● Task statement
Each entry below should be reproduced character for character.

● Given records

++++

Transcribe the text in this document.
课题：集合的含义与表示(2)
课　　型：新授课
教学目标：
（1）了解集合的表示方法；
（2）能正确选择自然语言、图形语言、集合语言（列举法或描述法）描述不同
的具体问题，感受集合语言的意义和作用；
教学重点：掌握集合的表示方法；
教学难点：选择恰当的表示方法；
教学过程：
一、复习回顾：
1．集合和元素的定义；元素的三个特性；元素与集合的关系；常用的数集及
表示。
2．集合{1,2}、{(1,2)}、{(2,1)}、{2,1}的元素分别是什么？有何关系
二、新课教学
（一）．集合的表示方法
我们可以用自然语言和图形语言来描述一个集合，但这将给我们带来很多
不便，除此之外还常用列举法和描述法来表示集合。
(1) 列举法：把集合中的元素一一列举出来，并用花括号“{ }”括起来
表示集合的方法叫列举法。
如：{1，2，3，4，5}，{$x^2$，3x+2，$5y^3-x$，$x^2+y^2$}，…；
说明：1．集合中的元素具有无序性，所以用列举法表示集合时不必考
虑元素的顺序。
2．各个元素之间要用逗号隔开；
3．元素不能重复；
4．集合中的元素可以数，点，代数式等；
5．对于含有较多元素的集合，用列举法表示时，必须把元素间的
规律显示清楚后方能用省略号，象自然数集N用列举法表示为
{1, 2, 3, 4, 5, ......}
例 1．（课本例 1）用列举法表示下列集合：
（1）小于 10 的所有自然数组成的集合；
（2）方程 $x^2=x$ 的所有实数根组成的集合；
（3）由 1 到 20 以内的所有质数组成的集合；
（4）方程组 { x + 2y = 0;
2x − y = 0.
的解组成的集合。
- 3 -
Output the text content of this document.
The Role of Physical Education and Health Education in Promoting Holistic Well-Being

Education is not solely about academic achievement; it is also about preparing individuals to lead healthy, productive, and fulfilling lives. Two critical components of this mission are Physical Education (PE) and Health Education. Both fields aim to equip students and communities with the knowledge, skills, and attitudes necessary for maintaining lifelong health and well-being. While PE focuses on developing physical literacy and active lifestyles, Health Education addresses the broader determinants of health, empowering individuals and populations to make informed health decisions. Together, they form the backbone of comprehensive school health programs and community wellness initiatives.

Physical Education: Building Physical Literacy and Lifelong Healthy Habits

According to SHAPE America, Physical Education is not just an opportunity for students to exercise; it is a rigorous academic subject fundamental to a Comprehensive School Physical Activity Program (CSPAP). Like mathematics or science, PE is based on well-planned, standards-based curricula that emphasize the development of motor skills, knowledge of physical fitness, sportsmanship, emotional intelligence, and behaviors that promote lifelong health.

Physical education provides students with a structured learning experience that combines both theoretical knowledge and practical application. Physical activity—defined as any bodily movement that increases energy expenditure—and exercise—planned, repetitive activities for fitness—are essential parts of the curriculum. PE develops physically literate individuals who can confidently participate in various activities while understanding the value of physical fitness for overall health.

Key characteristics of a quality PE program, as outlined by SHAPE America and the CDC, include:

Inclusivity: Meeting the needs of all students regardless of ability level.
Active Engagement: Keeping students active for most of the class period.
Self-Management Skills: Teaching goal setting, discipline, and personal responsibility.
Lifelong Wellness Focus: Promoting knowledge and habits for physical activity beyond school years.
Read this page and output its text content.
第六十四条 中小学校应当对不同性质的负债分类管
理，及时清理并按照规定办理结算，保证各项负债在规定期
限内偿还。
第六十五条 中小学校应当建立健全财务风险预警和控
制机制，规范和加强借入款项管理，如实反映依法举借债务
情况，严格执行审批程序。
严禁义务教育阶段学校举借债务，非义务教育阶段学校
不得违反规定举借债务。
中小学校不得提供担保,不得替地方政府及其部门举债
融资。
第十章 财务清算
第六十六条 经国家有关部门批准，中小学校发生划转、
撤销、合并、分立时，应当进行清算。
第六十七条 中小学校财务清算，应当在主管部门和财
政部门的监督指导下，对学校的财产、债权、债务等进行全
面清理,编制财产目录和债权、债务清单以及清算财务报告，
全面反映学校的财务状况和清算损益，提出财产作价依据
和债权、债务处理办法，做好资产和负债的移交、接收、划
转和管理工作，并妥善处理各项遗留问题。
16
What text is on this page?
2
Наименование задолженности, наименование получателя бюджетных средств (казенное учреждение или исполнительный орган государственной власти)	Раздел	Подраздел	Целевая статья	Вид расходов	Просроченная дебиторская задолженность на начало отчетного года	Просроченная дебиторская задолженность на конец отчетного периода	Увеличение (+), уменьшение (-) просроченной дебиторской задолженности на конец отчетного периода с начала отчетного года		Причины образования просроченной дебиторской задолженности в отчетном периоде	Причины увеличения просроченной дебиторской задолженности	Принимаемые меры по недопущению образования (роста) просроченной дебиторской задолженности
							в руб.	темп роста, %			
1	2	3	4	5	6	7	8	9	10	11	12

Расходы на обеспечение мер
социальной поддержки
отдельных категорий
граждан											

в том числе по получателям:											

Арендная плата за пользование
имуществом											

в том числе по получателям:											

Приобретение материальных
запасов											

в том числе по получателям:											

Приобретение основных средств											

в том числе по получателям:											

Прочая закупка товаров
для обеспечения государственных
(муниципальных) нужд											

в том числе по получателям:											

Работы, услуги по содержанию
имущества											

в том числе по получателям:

++++

● Response
Transcribe the text in this document.
课题：集合的含义与表示(2)
课　　型：新授课
教学目标：
（1）了解集合的表示方法；
（2）能正确选择自然语言、图形语言、集合语言（列举法或描述法）描述不同
的具体问题，感受集合语言的意义和作用；
教学重点：掌握集合的表示方法；
教学难点：选择恰当的表示方法；
教学过程：
一、复习回顾：
1．集合和元素的定义；元素的三个特性；元素与集合的关系；常用的数集及
表示。
2．集合{1,2}、{(1,2)}、{(2,1)}、{2,1}的元素分别是什么？有何关系
二、新课教学
（一）．集合的表示方法
我们可以用自然语言和图形语言来描述一个集合，但这将给我们带来很多
不便，除此之外还常用列举法和描述法来表示集合。
(1) 列举法：把集合中的元素一一列举出来，并用花括号“{ }”括起来
表示集合的方法叫列举法。
如：{1，2，3，4，5}，{$x^2$，3x+2，$5y^3-x$，$x^2+y^2$}，…；
说明：1．集合中的元素具有无序性，所以用列举法表示集合时不必考
虑元素的顺序。
2．各个元素之间要用逗号隔开；
3．元素不能重复；
4．集合中的元素可以数，点，代数式等；
5．对于含有较多元素的集合，用列举法表示时，必须把元素间的
规律显示清楚后方能用省略号，象自然数集N用列举法表示为
{1, 2, 3, 4, 5, ......}
例 1．（课本例 1）用列举法表示下列集合：
（1）小于 10 的所有自然数组成的集合；
（2）方程 $x^2=x$ 的所有实数根组成的集合；
（3）由 1 到 20 以内的所有质数组成的集合；
（4）方程组 { x + 2y = 0;
2x − y = 0.
的解组成的集合。
- 3 -
Output the text content of this document.
The Role of Physical Education and Health Education in Promoting Holistic Well-Being

Education is not solely about academic achievement; it is also about preparing individuals to lead healthy, productive, and fulfilling lives. Two critical components of this mission are Physical Education (PE) and Health Education. Both fields aim to equip students and communities with the knowledge, skills, and attitudes necessary for maintaining lifelong health and well-being. While PE focuses on developing physical literacy and active lifestyles, Health Education addresses the broader determinants of health, empowering individuals and populations to make informed health decisions. Together, they form the backbone of comprehensive school health programs and community wellness initiatives.

Physical Education: Building Physical Literacy and Lifelong Healthy Habits

According to SHAPE America, Physical Education is not just an opportunity for students to exercise; it is a rigorous academic subject fundamental to a Comprehensive School Physical Activity Program (CSPAP). Like mathematics or science, PE is based on well-planned, standards-based curricula that emphasize the development of motor skills, knowledge of physical fitness, sportsmanship, emotional intelligence, and behaviors that promote lifelong health.

Physical education provides students with a structured learning experience that combines both theoretical knowledge and practical application. Physical activity—defined as any bodily movement that increases energy expenditure—and exercise—planned, repetitive activities for fitness—are essential parts of the curriculum. PE develops physically literate individuals who can confidently participate in various activities while understanding the value of physical fitness for overall health.

Key characteristics of a quality PE program, as outlined by SHAPE America and the CDC, include:

Inclusivity: Meeting the needs of all students regardless of ability level.
Active Engagement: Keeping students active for most of the class period.
Self-Management Skills: Teaching goal setting, discipline, and personal responsibility.
Lifelong Wellness Focus: Promoting knowledge and habits for physical activity beyond school years.
Read this page and output its text content.
第六十四条 中小学校应当对不同性质的负债分类管
理，及时清理并按照规定办理结算，保证各项负债在规定期
限内偿还。
第六十五条 中小学校应当建立健全财务风险预警和控
制机制，规范和加强借入款项管理，如实反映依法举借债务
情况，严格执行审批程序。
严禁义务教育阶段学校举借债务，非义务教育阶段学校
不得违反规定举借债务。
中小学校不得提供担保,不得替地方政府及其部门举债
融资。
第十章 财务清算
第六十六条 经国家有关部门批准，中小学校发生划转、
撤销、合并、分立时，应当进行清算。
第六十七条 中小学校财务清算，应当在主管部门和财
政部门的监督指导下，对学校的财产、债权、债务等进行全
面清理,编制财产目录和债权、债务清单以及清算财务报告，
全面反映学校的财务状况和清算损益，提出财产作价依据
和债权、债务处理办法，做好资产和负债的移交、接收、划
转和管理工作，并妥善处理各项遗留问题。
16
What text is on this page?
2
Наименование задолженности, наименование получателя бюджетных средств (казенное учреждение или исполнительный орган государственной власти)	Раздел	Подраздел	Целевая статья	Вид расходов	Просроченная дебиторская задолженность на начало отчетного года	Просроченная дебиторская задолженность на конец отчетного периода	Увеличение (+), уменьшение (-) просроченной дебиторской задолженности на конец отчетного периода с начала отчетного года		Причины образования просроченной дебиторской задолженности в отчетном периоде	Причины увеличения просроченной дебиторской задолженности	Принимаемые меры по недопущению образования (роста) просроченной дебиторской задолженности
							в руб.	темп роста, %			
1	2	3	4	5	6	7	8	9	10	11	12

Расходы на обеспечение мер
социальной поддержки
отдельных категорий
граждан											

в том числе по получателям:											

Арендная плата за пользование
имуществом											

в том числе по получателям:											

Приобретение материальных
запасов											

в том числе по получателям:											

Приобретение основных средств											

в том числе по получателям:											

Прочая закупка товаров
для обеспечения государственных
(муниципальных) нужд											

в том числе по получателям:											

Работы, услуги по содержанию
имущества											

в том числе по получателям:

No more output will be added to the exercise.